• [Task details] Work out the number of lines with the word "Email" in the material below, then reply with that number only.
-- Data lines start --
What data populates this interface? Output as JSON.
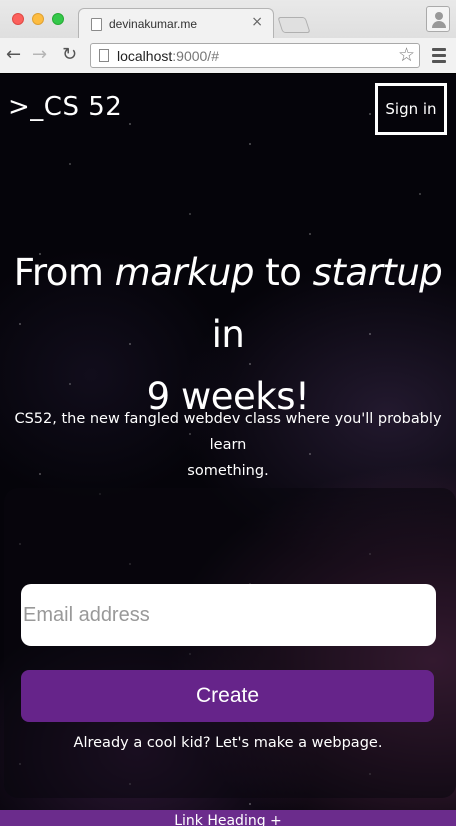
{
  "browser": {
    "tab_title": "devinakumar.me",
    "tab_close": "×",
    "url_host": "localhost",
    "url_rest": ":9000/#",
    "back_glyph": "←",
    "forward_glyph": "→",
    "reload_glyph": "↻",
    "bookmark_glyph": "☆"
  },
  "header": {
    "brand": ">_CS 52",
    "signin_label": "Sign in"
  },
  "hero": {
    "line1_a": "From ",
    "line1_em1": "markup",
    "line1_b": " to ",
    "line1_em2": "startup",
    "line1_c": " in",
    "line2": "9 weeks!"
  },
  "subtitle": {
    "line1": "CS52, the new fangled webdev class where you'll probably learn",
    "line2": "something."
  },
  "signup": {
    "email_placeholder": "Email address",
    "create_label": "Create",
    "cool_kid_text": "Already a cool kid? Let's make a webpage."
  },
  "footer": {
    "link_heading": "Link Heading +"
  },
  "colors": {
    "accent": "#66248a"
  }
}
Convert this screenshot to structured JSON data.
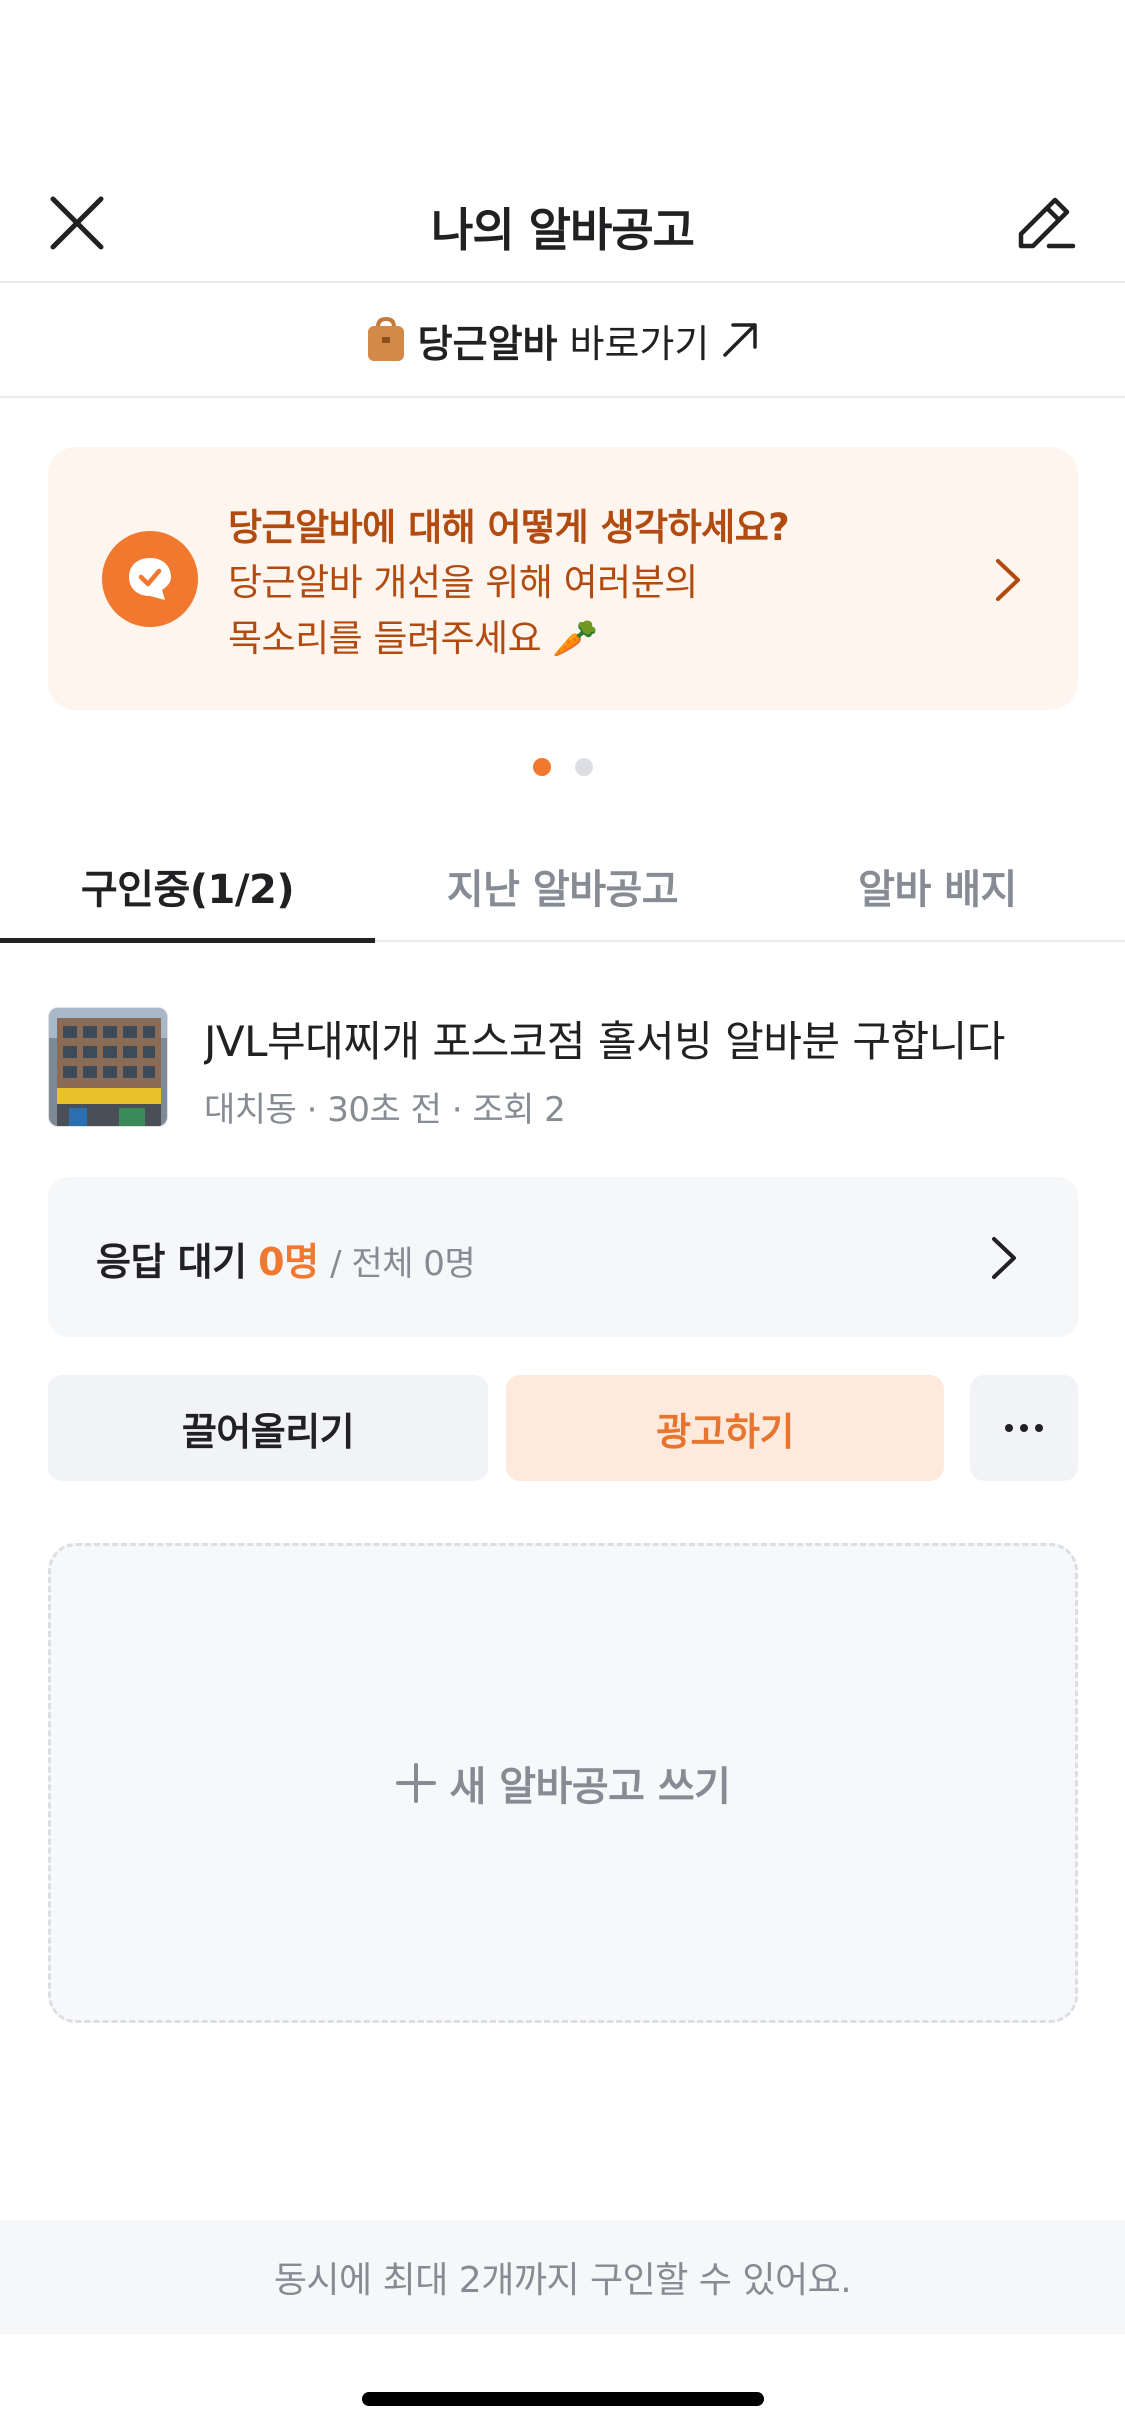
{
  "header": {
    "title": "나의 알바공고"
  },
  "shortcut": {
    "brand": "당근알바",
    "label": "바로가기"
  },
  "banner": {
    "title": "당근알바에 대해 어떻게 생각하세요?",
    "desc_line1": "당근알바 개선을 위해 여러분의",
    "desc_line2": "목소리를 들려주세요 🥕"
  },
  "pagination": {
    "current": 1,
    "total": 2
  },
  "tabs": [
    {
      "label": "구인중(1/2)",
      "active": true
    },
    {
      "label": "지난 알바공고",
      "active": false
    },
    {
      "label": "알바 배지",
      "active": false
    }
  ],
  "post": {
    "title": "JVL부대찌개 포스코점 홀서빙 알바분 구합니다",
    "meta": "대치동 · 30초 전 · 조회 2"
  },
  "response": {
    "label": "응답 대기",
    "count": "0명",
    "total": "/ 전체 0명"
  },
  "buttons": {
    "bump": "끌어올리기",
    "ad": "광고하기",
    "more": "···"
  },
  "new_post": {
    "label": "새 알바공고 쓰기"
  },
  "notice": "동시에 최대 2개까지 구인할 수 있어요.",
  "colors": {
    "accent": "#f0782f",
    "banner_text": "#b14b10",
    "banner_bg": "#fdf5ee"
  }
}
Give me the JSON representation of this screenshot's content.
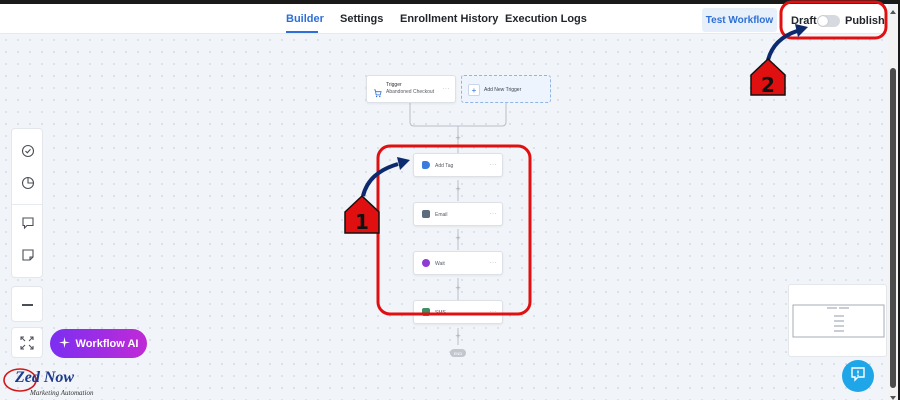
{
  "tabs": [
    {
      "label": "Builder",
      "active": true
    },
    {
      "label": "Settings",
      "active": false
    },
    {
      "label": "Enrollment History",
      "active": false
    },
    {
      "label": "Execution Logs",
      "active": false
    }
  ],
  "header": {
    "test_button": "Test Workflow",
    "draft_label": "Draft",
    "publish_label": "Publish",
    "publish_toggle_on": false
  },
  "trigger": {
    "title": "Trigger",
    "subtitle": "Abandoned Checkout"
  },
  "add_trigger": {
    "label": "Add New Trigger"
  },
  "actions": [
    {
      "label": "Add Tag",
      "icon": "tag-icon",
      "color": "#3b7be0"
    },
    {
      "label": "Email",
      "icon": "envelope-icon",
      "color": "#5b6b7d"
    },
    {
      "label": "Wait",
      "icon": "clock-icon",
      "color": "#8e3bd6"
    },
    {
      "label": "SMS",
      "icon": "chat-icon",
      "color": "#3e8f63"
    }
  ],
  "end_label": "END",
  "workflow_ai": {
    "label": "Workflow AI"
  },
  "annotations": [
    {
      "number": "1",
      "color": "#e01010"
    },
    {
      "number": "2",
      "color": "#e01010"
    }
  ],
  "logo": {
    "brand": "Zed Now",
    "tagline": "Marketing Automation"
  },
  "colors": {
    "accent": "#2d6fd6",
    "annotation": "#e01010",
    "arrow": "#0d2a6e"
  }
}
-- Data lines end --
• [Solution for this task] 2